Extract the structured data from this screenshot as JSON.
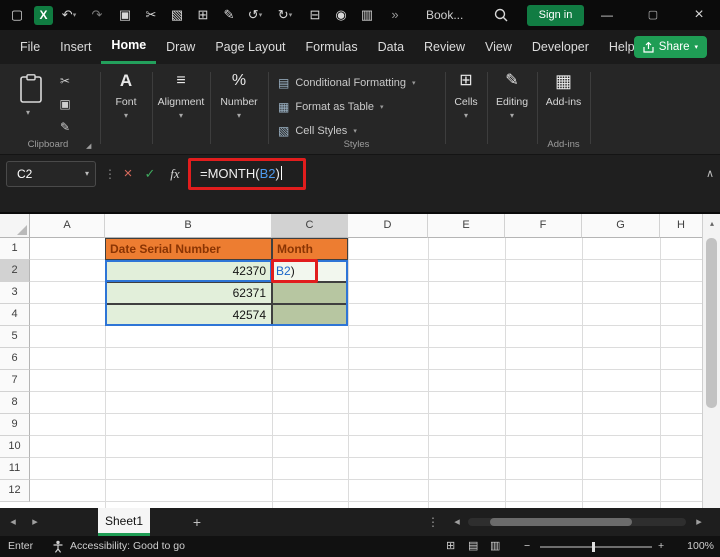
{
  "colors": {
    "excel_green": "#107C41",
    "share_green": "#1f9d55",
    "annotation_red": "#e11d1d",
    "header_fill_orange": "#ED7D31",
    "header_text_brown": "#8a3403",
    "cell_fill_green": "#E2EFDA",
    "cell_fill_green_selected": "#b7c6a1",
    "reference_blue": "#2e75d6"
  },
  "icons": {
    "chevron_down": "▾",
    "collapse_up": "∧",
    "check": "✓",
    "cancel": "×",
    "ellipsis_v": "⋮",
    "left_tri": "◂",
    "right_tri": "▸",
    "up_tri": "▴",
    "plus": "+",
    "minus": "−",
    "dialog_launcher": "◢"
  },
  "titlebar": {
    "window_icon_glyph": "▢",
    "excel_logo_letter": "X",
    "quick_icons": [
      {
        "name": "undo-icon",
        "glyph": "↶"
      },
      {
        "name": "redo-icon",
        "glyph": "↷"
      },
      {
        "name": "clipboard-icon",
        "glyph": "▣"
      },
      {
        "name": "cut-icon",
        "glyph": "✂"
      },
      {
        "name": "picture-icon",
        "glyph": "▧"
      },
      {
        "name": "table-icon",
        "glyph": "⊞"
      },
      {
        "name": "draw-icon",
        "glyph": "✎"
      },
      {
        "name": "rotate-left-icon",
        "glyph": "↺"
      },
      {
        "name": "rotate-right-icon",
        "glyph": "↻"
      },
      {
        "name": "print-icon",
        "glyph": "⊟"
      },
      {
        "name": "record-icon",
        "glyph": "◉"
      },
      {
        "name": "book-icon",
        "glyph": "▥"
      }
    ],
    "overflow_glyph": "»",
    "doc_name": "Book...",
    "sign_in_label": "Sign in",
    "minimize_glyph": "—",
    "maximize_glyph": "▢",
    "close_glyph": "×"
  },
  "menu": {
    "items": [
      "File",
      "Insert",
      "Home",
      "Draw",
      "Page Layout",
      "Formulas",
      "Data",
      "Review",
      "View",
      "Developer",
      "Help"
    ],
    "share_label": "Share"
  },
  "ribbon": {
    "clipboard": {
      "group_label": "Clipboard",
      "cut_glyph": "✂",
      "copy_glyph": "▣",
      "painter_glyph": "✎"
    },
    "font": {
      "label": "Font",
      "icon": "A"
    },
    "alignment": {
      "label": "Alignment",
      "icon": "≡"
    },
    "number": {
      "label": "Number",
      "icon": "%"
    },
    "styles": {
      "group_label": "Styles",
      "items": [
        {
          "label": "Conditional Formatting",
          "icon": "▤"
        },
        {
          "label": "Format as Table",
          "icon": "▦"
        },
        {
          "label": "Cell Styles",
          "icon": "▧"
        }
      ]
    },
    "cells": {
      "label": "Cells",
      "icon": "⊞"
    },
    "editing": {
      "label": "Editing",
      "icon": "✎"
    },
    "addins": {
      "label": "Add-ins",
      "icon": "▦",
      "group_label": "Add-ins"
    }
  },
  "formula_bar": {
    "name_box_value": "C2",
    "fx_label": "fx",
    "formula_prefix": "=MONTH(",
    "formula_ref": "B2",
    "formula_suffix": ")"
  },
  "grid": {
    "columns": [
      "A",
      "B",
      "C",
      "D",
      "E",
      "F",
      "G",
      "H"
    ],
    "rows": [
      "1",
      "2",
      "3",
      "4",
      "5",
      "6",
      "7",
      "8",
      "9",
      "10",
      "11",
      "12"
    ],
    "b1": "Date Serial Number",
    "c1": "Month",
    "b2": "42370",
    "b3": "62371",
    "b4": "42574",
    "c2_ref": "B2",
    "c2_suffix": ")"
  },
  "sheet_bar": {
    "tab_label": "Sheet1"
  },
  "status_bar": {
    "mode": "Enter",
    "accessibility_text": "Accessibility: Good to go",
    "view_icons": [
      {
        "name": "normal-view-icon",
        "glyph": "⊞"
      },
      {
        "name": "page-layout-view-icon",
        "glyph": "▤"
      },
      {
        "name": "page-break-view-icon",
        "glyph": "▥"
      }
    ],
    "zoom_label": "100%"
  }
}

--

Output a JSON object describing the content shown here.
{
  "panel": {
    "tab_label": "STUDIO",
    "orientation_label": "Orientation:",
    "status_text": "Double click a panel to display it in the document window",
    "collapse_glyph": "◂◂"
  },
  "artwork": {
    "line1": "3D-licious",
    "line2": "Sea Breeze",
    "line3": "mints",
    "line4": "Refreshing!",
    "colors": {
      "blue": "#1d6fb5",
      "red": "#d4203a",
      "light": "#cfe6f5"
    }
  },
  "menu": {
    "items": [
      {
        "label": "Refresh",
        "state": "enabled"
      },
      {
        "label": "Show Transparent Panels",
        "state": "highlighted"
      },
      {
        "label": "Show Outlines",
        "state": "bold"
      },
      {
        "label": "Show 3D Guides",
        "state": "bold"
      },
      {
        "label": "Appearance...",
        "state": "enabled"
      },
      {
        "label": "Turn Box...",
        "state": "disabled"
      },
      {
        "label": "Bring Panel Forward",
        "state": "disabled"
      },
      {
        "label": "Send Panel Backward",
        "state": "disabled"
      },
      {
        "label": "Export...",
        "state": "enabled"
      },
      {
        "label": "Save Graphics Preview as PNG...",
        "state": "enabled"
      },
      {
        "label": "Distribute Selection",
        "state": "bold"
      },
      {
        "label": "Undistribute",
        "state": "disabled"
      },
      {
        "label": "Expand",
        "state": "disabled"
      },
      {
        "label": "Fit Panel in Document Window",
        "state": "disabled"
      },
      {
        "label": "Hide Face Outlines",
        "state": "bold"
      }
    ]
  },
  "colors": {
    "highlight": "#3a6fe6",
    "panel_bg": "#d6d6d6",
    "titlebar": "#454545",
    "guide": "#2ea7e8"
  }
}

STATED TASK:
Give only the count of lines in the data that include the string "rotate".

ANSWER FOR THIS EXERCISE:
2